• What this task involves: Retype the part of the mindful Christmas article starting at "Be more discriminate" and ending at "must be achieved.".

• Page extract:
________________________________________

Have Yourself a Mindfully Merry Christmas
It's a challenge to arrive at a state of calm during the Christmas season. Apart from the mad dash to find the perfect gift for every person on your list, there's also all that merrymaking with a cornucopia of food and drinks and all the get-togethers with family and friends which are as rife with joy as strife. Being more mindful not only of what you're doing but also of everything else happening around you may just be the key to a more meaningful and merry Christmas. Mindfulness is about being present in each and every moment. It's about paying full whole-hearted attention, taking note of events as they unfold without judgement or criticism but rather with gratitude and openness. When we are more mindful, we are able to see the bigger picture, giving us the opportunity to evaluate habits and patterns and change them for the better.
So how does one have a mindfully merry little Christmas? Here are some suggestions:
Change your mindset. First off, we need to revamp our mindset. Instead of looking at Christmas as an event which we need to survive, let's view it as a once-a-year occasion which we must savor. Try it! You'll see that by making this seemingly simple change, you're already on your way to a more blissful, stress-free Christmas.
Plan ahead. We all know that planning ahead will make our lives infinitely easier, but for one reason or another, we sometimes forget to do it. This season, plan to plan. Give yourself more than enough time to decorate your home, shop for gifts, prepare the Noche Buena table, and get yourself and your family ready for the parties you're attending. Doing everything last minute will only leave you dazed and frazzled.
Enjoy every errand. If you allot ample time for your tasks, you won't feel hurried or rushed. Take your time as you go about your Christmas tasks. If you feel tired, rest. If you're out shopping, grab a cup of coffee after getting a specific number of gifts.
Share the load. Christmas is all about sharing, including holiday tasks and errands. Ask yourself why you've assigned yourself all these tasks. Is it because you don't trust other family members to do so? Or is it because you're just enjoying yourself too much? If it's the former, then it's time to have faith in your husband and your children. If it's the latter, then realize that you are depriving your loved ones of the opportunity to really get into the spirit of Christmas. For example, a part of the holidays is about choosing gifts for loved ones. If you have your kids' feedback on what to give their dad, the gift will even be more meaningful. It's also about putting up the decorations and making holiday food, and how happy would the kids be if they can take part in decorating the tree or making Christmas cookies; never mind if the results are less than perfect. After all, they were made with love.
Be more discriminate of how you spend your time. Time is your most valuable resource, so be more thoughtful on how you use it. For example, you need not accept every invitation that comes your way. Attend only those which have real meaning to you. Keep in mind that the time you spend in these parties means time spent away from your family, time not spent on taking care of yourself, or time not spent enjoying other activities. A balance must be achieved.

________________________________________

(Stored items)
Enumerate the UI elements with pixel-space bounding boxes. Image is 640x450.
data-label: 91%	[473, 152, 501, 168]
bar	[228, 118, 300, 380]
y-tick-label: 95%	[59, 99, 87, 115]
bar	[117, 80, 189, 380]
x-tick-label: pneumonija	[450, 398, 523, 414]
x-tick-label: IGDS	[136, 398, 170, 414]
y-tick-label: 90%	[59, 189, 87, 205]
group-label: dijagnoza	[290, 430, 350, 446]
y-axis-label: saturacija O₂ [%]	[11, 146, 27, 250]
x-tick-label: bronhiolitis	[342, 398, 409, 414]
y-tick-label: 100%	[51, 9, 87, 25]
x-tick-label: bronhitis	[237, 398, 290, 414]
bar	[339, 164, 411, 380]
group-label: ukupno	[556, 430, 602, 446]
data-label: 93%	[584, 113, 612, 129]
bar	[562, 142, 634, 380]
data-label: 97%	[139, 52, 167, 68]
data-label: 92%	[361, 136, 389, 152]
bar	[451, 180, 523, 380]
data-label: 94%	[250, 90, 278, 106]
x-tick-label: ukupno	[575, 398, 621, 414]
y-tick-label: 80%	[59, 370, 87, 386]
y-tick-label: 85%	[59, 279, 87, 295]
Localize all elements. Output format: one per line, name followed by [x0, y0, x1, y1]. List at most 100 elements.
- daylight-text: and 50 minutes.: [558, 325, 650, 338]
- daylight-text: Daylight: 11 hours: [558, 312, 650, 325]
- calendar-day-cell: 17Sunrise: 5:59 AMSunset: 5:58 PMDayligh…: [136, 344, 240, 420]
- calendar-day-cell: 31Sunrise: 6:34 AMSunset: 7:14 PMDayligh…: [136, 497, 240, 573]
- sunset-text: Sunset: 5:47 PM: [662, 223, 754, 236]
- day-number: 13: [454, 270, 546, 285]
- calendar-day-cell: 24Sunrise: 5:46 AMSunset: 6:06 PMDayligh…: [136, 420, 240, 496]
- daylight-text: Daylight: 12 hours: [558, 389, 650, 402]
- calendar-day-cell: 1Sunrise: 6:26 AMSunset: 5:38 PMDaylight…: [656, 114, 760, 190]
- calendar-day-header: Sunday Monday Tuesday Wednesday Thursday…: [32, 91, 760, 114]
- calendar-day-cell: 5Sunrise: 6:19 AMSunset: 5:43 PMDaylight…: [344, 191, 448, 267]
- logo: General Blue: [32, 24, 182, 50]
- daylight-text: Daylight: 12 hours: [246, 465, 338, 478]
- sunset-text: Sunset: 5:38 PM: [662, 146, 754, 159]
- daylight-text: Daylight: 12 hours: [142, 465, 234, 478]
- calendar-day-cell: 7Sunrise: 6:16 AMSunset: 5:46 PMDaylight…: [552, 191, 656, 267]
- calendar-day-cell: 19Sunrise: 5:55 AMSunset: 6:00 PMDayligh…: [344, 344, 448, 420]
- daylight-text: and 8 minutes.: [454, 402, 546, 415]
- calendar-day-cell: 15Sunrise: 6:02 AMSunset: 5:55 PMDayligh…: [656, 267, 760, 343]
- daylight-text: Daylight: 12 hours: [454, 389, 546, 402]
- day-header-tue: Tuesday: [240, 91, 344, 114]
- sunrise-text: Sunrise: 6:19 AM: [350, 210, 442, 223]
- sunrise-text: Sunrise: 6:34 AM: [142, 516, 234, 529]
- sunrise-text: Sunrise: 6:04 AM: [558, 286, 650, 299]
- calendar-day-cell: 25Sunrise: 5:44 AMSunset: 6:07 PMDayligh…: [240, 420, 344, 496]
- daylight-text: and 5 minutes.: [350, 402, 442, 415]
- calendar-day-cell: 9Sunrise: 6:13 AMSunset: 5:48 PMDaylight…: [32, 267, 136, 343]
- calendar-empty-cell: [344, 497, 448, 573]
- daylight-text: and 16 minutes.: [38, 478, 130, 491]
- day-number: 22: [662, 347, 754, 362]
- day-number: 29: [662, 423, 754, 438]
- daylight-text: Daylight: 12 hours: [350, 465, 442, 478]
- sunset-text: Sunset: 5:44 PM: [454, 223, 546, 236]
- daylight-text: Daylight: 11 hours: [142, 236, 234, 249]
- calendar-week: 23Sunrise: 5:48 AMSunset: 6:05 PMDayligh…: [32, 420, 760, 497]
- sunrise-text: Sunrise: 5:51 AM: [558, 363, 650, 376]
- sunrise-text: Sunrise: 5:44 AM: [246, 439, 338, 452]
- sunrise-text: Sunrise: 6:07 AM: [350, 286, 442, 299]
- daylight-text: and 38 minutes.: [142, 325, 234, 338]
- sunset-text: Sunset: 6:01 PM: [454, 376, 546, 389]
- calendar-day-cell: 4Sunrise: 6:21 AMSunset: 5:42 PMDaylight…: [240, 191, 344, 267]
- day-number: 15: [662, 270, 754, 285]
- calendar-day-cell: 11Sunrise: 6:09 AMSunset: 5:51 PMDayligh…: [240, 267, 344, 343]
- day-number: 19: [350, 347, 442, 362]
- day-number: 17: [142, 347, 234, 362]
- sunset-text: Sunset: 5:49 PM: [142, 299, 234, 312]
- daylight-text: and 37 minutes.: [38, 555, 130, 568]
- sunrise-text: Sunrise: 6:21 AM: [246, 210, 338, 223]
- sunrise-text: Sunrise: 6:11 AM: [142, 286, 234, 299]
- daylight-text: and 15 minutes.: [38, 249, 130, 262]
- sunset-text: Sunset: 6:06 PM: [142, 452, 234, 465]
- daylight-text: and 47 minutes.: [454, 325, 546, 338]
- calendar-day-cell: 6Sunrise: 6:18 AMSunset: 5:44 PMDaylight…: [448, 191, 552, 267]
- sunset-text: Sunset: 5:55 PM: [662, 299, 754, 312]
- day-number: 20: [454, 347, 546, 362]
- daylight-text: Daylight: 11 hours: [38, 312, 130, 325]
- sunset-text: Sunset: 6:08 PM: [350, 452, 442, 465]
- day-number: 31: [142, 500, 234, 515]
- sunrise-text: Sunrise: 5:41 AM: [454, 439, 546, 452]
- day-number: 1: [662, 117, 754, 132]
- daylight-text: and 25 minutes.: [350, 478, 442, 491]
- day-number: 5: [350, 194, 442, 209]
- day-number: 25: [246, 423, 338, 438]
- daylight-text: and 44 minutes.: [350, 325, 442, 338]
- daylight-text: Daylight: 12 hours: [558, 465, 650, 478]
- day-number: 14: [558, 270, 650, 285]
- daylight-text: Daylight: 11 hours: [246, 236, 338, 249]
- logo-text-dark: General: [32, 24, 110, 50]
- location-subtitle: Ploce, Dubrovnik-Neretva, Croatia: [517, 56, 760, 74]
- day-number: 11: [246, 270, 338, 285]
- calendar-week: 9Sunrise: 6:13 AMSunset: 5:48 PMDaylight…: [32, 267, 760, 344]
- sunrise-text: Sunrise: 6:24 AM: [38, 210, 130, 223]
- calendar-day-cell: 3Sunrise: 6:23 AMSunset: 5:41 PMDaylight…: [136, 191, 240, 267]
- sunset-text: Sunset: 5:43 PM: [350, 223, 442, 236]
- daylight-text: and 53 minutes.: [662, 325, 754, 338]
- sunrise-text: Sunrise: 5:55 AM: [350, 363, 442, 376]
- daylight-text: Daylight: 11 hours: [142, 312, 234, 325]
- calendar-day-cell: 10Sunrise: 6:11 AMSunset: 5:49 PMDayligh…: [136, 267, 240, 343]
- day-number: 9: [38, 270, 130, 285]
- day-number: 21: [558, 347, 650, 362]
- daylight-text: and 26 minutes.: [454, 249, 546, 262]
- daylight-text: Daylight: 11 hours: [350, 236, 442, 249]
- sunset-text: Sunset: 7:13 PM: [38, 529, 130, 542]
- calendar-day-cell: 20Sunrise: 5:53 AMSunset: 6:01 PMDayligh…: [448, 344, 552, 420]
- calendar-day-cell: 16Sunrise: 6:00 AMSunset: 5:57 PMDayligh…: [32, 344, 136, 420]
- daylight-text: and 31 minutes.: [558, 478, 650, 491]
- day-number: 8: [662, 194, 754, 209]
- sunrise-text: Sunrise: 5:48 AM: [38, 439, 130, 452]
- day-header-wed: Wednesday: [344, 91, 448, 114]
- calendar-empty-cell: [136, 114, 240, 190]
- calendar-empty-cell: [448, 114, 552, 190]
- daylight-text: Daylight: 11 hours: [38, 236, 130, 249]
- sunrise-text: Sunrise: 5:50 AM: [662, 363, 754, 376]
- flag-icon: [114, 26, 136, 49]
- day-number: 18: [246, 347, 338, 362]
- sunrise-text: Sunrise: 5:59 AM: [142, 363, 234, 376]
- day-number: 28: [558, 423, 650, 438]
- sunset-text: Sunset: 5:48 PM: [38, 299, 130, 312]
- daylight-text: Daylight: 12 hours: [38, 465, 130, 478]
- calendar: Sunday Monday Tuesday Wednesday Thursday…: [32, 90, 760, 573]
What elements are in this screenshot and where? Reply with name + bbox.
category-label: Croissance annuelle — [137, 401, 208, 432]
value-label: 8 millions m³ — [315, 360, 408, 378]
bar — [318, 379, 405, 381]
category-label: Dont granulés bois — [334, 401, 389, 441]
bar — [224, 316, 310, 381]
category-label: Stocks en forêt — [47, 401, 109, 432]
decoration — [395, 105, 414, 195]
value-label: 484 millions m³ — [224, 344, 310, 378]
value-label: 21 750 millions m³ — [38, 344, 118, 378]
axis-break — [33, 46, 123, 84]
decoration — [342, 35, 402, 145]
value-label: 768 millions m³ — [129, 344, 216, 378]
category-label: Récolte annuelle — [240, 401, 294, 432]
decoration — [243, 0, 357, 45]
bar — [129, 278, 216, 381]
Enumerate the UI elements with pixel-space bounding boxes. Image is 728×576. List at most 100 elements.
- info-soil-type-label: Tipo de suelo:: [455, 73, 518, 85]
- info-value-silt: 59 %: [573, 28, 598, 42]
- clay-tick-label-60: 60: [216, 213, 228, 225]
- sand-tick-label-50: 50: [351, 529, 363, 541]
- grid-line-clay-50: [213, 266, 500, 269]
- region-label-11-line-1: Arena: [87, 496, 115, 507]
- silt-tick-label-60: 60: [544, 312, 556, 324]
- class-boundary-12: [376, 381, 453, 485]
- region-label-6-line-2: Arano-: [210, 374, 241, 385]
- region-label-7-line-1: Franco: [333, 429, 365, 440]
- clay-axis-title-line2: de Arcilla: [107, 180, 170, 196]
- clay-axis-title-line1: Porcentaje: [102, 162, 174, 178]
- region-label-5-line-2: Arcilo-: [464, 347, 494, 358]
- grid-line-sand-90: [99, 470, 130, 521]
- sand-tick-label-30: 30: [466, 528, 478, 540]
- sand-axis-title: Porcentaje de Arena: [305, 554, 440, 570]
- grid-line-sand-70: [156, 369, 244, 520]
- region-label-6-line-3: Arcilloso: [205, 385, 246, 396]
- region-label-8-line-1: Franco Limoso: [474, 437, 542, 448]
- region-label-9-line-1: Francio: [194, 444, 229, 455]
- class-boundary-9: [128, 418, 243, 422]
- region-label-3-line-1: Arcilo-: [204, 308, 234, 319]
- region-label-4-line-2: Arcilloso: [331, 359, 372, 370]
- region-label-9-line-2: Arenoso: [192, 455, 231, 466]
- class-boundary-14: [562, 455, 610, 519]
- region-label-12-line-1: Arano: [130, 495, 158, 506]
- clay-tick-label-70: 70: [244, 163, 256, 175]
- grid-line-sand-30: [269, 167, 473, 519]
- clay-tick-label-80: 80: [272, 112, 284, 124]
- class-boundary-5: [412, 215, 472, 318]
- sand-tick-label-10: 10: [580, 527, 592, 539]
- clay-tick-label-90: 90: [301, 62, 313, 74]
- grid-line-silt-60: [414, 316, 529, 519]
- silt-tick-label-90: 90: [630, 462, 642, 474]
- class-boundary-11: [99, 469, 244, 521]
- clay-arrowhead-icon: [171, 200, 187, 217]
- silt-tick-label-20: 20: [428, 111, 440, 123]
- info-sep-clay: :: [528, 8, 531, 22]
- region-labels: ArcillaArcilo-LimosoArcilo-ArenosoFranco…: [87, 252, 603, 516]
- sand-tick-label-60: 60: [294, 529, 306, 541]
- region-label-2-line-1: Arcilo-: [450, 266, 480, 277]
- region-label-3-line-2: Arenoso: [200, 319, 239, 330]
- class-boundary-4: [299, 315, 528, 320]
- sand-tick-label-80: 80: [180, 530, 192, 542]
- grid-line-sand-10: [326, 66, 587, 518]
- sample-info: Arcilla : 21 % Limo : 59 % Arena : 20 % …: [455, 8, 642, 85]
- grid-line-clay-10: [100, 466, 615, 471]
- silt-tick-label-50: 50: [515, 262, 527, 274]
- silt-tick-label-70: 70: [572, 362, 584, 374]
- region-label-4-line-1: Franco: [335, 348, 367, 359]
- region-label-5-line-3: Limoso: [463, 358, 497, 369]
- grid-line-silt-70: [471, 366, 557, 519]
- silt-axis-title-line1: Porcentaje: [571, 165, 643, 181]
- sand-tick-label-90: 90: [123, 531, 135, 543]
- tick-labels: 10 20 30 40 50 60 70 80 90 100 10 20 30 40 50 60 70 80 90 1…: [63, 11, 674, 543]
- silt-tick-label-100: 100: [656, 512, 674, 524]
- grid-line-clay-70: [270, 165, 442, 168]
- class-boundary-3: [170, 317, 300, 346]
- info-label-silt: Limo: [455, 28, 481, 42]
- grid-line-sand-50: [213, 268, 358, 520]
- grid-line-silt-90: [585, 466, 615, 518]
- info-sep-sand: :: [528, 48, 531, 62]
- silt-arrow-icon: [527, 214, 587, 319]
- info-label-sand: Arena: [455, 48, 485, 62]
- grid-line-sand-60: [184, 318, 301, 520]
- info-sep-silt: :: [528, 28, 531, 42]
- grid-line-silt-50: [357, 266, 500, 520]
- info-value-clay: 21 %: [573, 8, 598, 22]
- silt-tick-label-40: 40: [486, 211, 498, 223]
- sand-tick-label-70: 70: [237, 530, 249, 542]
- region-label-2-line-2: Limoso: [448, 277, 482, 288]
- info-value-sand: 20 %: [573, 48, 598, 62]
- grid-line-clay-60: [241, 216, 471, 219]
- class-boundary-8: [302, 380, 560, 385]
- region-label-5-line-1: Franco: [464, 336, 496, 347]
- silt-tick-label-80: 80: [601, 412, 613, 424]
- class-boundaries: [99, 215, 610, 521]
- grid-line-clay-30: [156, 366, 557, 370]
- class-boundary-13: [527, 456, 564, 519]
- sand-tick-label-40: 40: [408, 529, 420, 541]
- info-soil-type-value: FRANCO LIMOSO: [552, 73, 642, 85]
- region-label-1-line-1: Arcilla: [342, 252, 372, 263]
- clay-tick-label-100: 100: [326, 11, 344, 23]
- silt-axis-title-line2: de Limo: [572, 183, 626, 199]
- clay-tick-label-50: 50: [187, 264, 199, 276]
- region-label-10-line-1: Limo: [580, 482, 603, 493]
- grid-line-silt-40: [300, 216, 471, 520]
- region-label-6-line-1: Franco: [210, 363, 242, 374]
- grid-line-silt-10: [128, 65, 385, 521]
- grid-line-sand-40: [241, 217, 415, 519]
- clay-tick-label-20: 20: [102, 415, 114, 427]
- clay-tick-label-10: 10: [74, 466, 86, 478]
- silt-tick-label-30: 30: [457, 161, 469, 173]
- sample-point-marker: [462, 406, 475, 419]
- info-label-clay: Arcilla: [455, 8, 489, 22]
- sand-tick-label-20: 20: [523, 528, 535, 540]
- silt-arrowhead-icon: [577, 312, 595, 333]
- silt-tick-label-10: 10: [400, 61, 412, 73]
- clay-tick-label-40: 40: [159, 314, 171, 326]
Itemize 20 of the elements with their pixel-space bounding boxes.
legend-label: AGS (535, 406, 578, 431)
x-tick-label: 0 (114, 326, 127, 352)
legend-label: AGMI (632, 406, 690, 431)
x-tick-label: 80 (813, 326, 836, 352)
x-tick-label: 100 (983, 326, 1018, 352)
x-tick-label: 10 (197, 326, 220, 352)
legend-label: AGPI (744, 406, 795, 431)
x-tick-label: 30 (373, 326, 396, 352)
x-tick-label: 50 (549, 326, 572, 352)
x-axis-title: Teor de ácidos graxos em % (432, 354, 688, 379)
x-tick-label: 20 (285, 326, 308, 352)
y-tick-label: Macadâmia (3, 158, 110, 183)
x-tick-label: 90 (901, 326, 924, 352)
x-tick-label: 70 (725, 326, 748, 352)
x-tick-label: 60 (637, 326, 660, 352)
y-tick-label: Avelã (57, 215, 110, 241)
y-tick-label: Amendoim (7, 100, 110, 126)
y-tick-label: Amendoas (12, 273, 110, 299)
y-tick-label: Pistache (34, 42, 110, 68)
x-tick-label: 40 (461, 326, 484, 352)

________________________________________

• Solution to this exercise:
Be more discriminate of how you spend your time. Time is your most valuable resource, so be more thoughtful on how you use it. For example, you need not accept every invitation that comes your way. Attend only those which have real meaning to you. Keep in mind that the time you spend in these parties means time spent away from your family, time not spent on taking care of yourself, or time not spent enjoying other activities. A balance must be achieved.